◆ EXERCISE GOAL: For the material that follows, list every line containing the word "Dewpoint".

◆ DATA FOR THIS TASK:
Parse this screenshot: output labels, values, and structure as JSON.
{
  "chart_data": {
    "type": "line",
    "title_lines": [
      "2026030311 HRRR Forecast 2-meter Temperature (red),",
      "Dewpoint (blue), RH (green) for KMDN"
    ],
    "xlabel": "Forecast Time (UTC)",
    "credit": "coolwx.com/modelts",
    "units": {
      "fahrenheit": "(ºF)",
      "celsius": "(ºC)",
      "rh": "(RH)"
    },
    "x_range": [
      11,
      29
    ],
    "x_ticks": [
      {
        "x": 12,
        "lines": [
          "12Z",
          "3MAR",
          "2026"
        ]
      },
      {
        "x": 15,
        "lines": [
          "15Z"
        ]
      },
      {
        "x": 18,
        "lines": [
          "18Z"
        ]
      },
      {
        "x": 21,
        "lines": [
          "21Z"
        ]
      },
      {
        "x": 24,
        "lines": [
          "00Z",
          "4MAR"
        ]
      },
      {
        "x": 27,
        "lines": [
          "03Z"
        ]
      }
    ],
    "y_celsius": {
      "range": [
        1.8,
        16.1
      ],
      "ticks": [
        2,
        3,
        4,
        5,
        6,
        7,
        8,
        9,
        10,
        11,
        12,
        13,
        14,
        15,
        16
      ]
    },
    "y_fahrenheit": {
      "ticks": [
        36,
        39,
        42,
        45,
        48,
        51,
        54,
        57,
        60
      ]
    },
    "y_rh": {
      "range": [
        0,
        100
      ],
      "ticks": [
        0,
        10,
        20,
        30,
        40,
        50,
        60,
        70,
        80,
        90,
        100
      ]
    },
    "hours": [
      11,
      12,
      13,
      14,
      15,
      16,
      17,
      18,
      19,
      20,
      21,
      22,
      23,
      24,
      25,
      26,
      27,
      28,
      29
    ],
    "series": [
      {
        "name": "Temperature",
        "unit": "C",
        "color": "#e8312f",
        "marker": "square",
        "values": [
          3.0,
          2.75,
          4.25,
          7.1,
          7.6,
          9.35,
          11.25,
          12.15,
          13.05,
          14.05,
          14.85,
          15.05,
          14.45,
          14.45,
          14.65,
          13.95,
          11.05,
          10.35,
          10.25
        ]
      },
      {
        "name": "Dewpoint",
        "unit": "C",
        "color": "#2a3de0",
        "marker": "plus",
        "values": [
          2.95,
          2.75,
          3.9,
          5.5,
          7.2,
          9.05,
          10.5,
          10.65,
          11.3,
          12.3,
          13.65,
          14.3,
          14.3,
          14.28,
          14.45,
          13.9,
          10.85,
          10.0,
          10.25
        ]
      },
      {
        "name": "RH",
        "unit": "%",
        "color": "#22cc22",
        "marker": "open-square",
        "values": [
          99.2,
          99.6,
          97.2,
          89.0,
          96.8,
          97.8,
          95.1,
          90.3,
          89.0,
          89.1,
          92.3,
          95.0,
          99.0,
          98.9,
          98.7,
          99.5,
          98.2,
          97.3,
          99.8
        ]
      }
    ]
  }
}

◆ ANSWER FOR THE TASK:
      "Dewpoint (blue), RH (green) for KMDN"
        "name": "Dewpoint",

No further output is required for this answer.